--- BEGIN ---

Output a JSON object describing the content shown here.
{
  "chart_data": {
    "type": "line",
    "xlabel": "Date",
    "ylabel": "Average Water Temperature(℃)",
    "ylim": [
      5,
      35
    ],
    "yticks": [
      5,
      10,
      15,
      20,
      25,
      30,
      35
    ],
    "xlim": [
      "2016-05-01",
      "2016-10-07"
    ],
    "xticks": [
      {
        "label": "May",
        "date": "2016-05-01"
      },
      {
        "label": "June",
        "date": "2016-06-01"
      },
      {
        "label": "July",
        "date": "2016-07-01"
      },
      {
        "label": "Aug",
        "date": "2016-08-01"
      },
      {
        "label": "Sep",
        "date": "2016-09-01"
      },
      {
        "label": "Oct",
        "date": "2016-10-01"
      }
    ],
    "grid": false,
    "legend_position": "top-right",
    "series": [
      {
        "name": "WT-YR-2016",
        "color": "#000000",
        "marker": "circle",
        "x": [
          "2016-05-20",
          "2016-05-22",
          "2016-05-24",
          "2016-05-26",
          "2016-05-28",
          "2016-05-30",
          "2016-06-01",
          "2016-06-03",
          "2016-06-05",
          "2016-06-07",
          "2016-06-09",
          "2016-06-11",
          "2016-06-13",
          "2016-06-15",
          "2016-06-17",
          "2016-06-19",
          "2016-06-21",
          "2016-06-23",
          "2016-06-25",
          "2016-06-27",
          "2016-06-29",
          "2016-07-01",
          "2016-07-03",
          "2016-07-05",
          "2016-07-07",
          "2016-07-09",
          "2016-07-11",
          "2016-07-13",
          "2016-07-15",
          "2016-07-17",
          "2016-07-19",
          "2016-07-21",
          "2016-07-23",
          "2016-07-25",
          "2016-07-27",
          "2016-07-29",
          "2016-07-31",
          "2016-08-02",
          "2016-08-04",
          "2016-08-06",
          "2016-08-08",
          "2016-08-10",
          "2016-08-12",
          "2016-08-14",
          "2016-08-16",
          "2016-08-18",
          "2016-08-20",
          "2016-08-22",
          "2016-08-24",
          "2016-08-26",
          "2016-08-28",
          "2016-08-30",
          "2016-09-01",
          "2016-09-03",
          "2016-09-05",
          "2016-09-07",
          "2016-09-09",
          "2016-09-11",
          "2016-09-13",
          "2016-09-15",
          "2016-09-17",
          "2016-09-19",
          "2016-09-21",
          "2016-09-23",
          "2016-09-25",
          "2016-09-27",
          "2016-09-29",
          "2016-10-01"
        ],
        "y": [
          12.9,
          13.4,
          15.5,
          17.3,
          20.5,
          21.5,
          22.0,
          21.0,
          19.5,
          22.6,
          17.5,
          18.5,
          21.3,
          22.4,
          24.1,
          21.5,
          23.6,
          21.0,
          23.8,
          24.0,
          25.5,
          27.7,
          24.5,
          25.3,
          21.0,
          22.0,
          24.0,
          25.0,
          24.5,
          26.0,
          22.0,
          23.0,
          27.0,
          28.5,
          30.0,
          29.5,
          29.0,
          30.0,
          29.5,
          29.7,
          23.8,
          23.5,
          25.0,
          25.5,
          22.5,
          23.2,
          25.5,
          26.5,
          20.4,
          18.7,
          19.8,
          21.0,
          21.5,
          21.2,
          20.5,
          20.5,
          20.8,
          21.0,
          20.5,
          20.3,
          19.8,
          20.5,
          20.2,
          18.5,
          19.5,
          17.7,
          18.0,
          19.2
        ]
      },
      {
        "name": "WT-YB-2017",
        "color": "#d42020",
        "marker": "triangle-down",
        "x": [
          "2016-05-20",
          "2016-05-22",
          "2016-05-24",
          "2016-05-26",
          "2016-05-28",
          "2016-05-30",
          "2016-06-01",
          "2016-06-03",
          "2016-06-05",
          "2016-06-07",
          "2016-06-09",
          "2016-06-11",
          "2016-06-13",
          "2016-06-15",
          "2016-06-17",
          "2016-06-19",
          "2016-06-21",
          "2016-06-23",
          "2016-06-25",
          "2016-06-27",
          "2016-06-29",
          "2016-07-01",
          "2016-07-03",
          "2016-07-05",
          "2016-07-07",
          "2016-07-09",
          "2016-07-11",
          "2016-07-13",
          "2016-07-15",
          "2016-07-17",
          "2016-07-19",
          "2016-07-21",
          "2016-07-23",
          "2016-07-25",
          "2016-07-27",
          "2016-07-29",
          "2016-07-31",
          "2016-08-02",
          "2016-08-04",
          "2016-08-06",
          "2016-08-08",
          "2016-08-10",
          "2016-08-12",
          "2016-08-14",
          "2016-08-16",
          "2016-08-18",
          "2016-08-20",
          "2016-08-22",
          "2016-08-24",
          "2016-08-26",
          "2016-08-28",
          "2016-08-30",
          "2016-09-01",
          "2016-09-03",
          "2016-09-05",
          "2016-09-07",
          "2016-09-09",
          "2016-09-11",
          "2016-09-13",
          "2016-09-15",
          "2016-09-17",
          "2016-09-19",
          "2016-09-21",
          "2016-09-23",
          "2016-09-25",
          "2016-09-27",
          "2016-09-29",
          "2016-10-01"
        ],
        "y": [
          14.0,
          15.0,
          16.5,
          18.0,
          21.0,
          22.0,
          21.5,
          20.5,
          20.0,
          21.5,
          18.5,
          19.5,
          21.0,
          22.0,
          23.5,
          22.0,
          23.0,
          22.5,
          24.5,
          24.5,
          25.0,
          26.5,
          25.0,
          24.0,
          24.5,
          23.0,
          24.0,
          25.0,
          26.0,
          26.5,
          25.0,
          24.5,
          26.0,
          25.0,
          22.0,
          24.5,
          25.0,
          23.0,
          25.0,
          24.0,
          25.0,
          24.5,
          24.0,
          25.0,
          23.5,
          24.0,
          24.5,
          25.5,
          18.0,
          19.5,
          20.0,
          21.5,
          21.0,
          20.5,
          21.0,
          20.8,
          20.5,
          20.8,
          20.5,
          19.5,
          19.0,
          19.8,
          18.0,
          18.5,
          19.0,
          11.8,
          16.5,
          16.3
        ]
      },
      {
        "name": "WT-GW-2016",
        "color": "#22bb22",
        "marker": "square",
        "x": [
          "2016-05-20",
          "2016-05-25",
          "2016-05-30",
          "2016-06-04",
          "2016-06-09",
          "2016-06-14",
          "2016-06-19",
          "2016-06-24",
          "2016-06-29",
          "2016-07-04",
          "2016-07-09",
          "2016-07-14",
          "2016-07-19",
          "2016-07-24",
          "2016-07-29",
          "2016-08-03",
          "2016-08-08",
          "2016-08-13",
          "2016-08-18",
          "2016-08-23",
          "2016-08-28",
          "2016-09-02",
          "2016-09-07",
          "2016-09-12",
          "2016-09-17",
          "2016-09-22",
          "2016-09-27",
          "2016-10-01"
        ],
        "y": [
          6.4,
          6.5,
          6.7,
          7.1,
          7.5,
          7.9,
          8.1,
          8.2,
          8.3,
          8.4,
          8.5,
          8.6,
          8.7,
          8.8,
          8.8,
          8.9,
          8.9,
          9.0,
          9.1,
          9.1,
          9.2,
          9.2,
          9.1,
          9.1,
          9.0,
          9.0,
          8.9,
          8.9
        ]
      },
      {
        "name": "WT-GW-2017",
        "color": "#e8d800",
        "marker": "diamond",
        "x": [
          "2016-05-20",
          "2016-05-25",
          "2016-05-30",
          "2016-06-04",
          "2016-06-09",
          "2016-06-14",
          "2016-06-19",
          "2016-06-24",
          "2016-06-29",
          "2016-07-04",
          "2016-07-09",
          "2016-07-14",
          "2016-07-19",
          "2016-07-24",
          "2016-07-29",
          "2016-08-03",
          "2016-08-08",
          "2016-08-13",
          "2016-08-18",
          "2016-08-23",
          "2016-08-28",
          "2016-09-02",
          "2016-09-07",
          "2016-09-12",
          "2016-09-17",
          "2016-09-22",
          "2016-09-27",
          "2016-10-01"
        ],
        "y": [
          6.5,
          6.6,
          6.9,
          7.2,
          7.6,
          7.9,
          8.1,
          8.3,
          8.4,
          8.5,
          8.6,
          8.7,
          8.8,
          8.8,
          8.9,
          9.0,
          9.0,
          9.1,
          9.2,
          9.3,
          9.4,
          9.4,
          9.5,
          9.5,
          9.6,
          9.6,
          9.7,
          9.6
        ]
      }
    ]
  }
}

--- END ---

| Task description |
Count the lines above that contain the word "color", and give only that number.

| Exercise response |
4